Given text:
— START —
A Fractured Nation: Operation Murambatsvina – five years on
In May 2005, the Zimbabwean government embarked on a massive, highly systematic programme of demolitions of all informal housing in urban and peri-urban areas across Zimbabwe. Combined with a total clampdown on the informal trading sector, including the destruction of official vending areas and confiscation of all wares, Operation Murambatsvina (OM), or “Drive out the Filth” caused direct havoc in the lives of millions. The sheer scale and thoroughness of OM set it apart from previous demolitions, not just in Zimbabwe, but in Africa.
— END —
Data rows:
— START —
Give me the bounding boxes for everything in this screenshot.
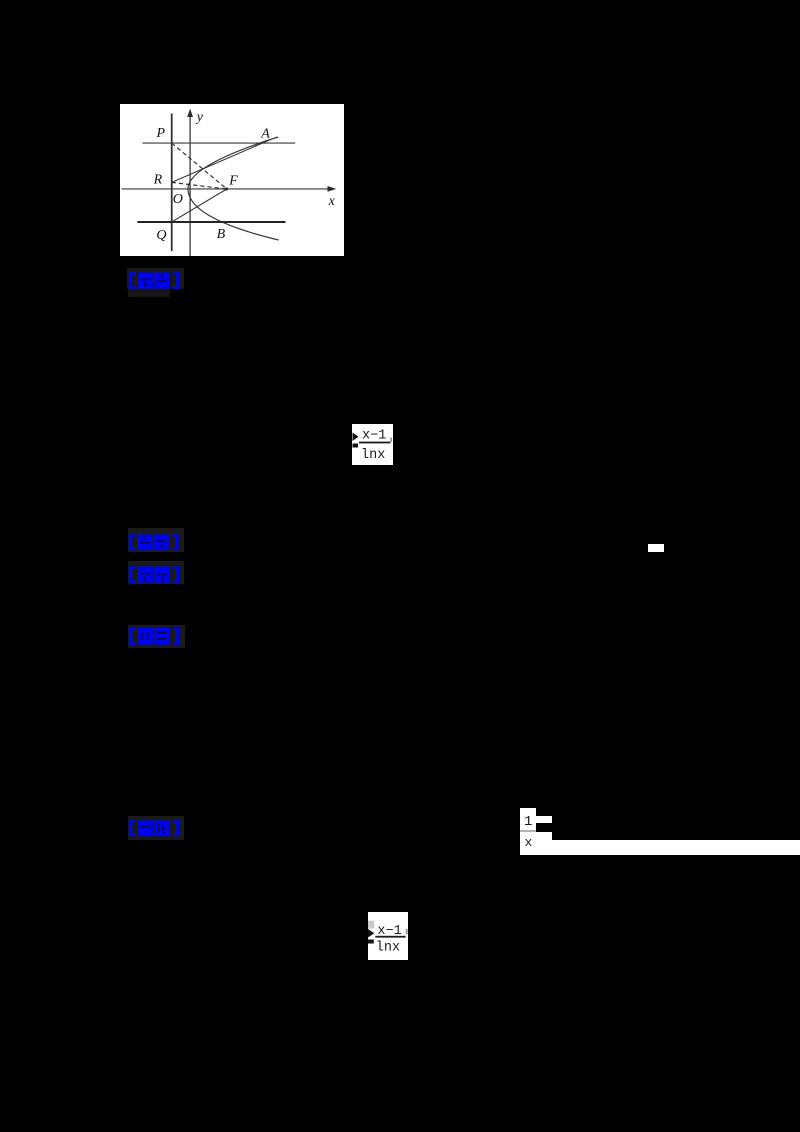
dashed segment R to F (171, 182, 226, 189)
answer label 5 halo (128, 816, 185, 840)
segment Q to F (171, 189, 226, 222)
svg-text:x: x (327, 194, 335, 209)
figure: parabola diagram white panel (120, 104, 345, 257)
svg-text:lnx: lnx (361, 448, 385, 463)
small white equation fragment (648, 544, 664, 552)
svg-text:F: F (228, 173, 238, 188)
svg-text:P: P (155, 126, 165, 141)
dashed segment P to F (171, 143, 226, 189)
answer label 5 (blue) (128, 820, 180, 837)
fraction 1/x group: right tab (536, 816, 552, 823)
svg-text:B: B (216, 226, 225, 241)
svg-text:Q: Q (156, 228, 166, 243)
svg-text:lnx: lnx (376, 940, 400, 955)
answer label 3 halo (128, 561, 184, 585)
bottom horizontal line through Q and B (137, 221, 285, 223)
answer label 2 (blue) (128, 534, 179, 551)
parabola upper branch (188, 137, 278, 189)
parabola lower branch (188, 188, 279, 239)
svg-text:R: R (152, 172, 162, 187)
x-axis arrowhead (327, 186, 336, 192)
directrix vertical line (170, 113, 172, 251)
fraction 1/x group: denominator cell (520, 832, 552, 855)
svg-text:O: O (172, 191, 182, 206)
focus point F dot (225, 187, 228, 190)
answer label 2 halo (128, 528, 184, 552)
long white band (552, 840, 800, 856)
top horizontal line through P and A (142, 142, 295, 144)
fraction 1/x group: numerator cell (520, 808, 536, 832)
segment R to A (171, 139, 269, 182)
svg-text:A: A (260, 126, 270, 141)
fraction box (x-1)/lnx #1 (352, 424, 393, 465)
svg-text:y: y (194, 110, 203, 125)
x-axis (121, 187, 332, 189)
answer label 4 (blue) (128, 627, 180, 645)
answer label 1 (blue) (128, 272, 180, 289)
y-axis (189, 113, 191, 257)
answer label 1 halo (127, 268, 184, 289)
y-axis arrowhead (187, 108, 193, 116)
svg-text:x−1: x−1 (362, 428, 386, 443)
answer label 4 halo (128, 625, 185, 648)
fraction box (x-1)/lnx #2 (368, 912, 408, 960)
answer label 3 (blue) (128, 566, 180, 583)
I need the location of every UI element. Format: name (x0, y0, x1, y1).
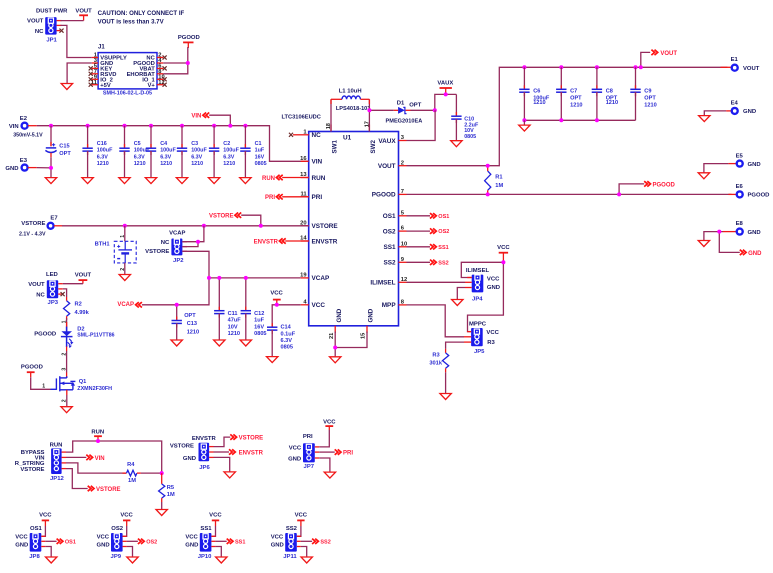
— END —
Goals:
[A] From the passage on Operation Murambatsvina, reproduce the stretch that begins at the words "A Fractured Nation: Operation" and stops after "but in Africa.".
[B] Resume the passage on Operation Murambatsvina, starting right after its last sentence.

In response:
[A]
A Fractured Nation: Operation Murambatsvina – five years on
In May 2005, the Zimbabwean government embarked on a massive, highly systematic programme of demolitions of all informal housing in urban and peri-urban areas across Zimbabwe. Combined with a total clampdown on the informal trading sector, including the destruction of official vending areas and confiscation of all wares, Operation Murambatsvina (OM), or “Drive out the Filth” caused direct havoc in the lives of millions. The sheer scale and thoroughness of OM set it apart from previous demolitions, not just in Zimbabwe, but in Africa.

[B]
1. 2005: immediate losses of dwellings and livelihoods
Three million people countrywide directly and indirectly suffered, as a result of the demolitions; an estimated 100,000 vendors were arrested – many of them legally licensed and selling from legal vendors’ markets; 560,000 people lost their shelter countrywide, with some small centres losing as much as 60% of their housing. A further 2,4 million lost markets for their goods, and/or remittances from the urban areas. Most of the demolished shelters were of good quality with access to electricity, water and sewerage, and many had been legitimated by virtue of standing for decades. The illegality of the government’s actions, which were in violation of the nation’s own laws with respect to evictions, as well as in violation of international statutes and protocols, has been noted in our previous reports on OM, as well as by other commentators.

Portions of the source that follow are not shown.